— Start AVAILABLE RECORDS —

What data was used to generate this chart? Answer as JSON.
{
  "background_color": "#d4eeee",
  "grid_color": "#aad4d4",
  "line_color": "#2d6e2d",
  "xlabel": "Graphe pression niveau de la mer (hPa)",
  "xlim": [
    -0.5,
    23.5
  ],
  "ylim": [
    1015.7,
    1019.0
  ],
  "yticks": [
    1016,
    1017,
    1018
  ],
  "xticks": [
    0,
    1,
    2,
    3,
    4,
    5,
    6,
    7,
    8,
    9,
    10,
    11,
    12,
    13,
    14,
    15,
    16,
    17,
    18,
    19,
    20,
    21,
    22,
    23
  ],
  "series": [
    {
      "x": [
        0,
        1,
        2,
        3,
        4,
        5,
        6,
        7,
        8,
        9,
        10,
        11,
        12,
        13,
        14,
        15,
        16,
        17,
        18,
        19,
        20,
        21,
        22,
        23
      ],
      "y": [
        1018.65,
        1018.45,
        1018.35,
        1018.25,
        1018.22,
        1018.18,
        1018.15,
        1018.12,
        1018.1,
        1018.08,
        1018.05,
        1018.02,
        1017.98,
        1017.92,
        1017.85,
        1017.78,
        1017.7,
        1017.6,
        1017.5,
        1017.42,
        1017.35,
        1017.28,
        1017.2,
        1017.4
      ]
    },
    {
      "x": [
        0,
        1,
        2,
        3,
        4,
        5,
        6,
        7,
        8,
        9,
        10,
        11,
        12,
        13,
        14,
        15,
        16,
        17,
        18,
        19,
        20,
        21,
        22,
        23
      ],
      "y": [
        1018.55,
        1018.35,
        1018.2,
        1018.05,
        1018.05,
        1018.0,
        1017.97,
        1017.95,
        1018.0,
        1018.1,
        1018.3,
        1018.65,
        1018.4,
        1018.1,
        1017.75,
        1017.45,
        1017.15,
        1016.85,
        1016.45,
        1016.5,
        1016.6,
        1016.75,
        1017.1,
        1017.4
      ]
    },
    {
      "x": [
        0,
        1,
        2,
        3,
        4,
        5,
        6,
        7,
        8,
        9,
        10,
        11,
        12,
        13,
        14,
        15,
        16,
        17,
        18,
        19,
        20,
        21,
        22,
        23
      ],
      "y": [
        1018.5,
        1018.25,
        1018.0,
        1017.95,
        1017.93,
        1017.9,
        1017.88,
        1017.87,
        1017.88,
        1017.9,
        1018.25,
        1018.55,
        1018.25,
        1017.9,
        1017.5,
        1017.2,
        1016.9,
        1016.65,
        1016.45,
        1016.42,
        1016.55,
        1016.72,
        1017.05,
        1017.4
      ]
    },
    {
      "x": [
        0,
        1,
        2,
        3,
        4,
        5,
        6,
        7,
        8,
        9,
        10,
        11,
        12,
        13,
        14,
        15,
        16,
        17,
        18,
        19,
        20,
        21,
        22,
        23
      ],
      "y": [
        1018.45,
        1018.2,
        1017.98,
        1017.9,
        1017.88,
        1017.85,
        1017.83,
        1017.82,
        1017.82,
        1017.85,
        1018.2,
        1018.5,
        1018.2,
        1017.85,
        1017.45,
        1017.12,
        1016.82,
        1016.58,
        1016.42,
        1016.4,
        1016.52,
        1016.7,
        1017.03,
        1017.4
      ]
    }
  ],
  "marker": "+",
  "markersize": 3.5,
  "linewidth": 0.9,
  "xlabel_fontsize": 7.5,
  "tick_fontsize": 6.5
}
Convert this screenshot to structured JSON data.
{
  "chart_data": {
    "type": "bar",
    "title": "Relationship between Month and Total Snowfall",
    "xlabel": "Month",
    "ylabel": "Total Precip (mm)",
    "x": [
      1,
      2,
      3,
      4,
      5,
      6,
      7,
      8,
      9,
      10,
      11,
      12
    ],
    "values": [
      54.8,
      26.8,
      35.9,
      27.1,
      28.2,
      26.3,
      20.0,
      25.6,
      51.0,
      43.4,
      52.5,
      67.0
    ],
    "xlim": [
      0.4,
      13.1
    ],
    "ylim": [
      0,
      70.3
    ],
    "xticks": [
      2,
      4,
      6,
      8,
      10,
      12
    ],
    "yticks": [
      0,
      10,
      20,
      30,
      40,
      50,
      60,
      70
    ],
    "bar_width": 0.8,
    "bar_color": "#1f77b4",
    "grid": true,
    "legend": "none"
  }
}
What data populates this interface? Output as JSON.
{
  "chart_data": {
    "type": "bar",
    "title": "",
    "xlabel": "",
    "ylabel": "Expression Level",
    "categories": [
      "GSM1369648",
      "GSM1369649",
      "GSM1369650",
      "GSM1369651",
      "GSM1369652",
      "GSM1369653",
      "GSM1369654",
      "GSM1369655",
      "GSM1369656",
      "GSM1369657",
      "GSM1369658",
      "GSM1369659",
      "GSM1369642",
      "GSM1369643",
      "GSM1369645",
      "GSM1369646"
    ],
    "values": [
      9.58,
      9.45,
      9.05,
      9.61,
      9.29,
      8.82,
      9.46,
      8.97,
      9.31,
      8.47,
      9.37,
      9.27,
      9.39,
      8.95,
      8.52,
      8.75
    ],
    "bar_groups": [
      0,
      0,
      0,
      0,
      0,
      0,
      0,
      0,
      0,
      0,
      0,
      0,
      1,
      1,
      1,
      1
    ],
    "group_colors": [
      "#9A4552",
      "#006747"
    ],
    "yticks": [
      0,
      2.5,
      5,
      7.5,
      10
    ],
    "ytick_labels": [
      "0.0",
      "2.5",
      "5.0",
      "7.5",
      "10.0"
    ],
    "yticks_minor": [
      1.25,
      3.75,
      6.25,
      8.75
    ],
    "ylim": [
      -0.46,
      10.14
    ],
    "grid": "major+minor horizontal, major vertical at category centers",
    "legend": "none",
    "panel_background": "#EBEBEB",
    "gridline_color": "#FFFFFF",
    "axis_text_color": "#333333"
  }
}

— End AVAILABLE RECORDS —

■ **OBJECTIVE**:
Using the entries above, find all lines with "Total". Copy them.

■ **SOLUTION TO THE EXERCISE**:
    "title": "Relationship between Month and Total Snowfall",
    "ylabel": "Total Precip (mm)",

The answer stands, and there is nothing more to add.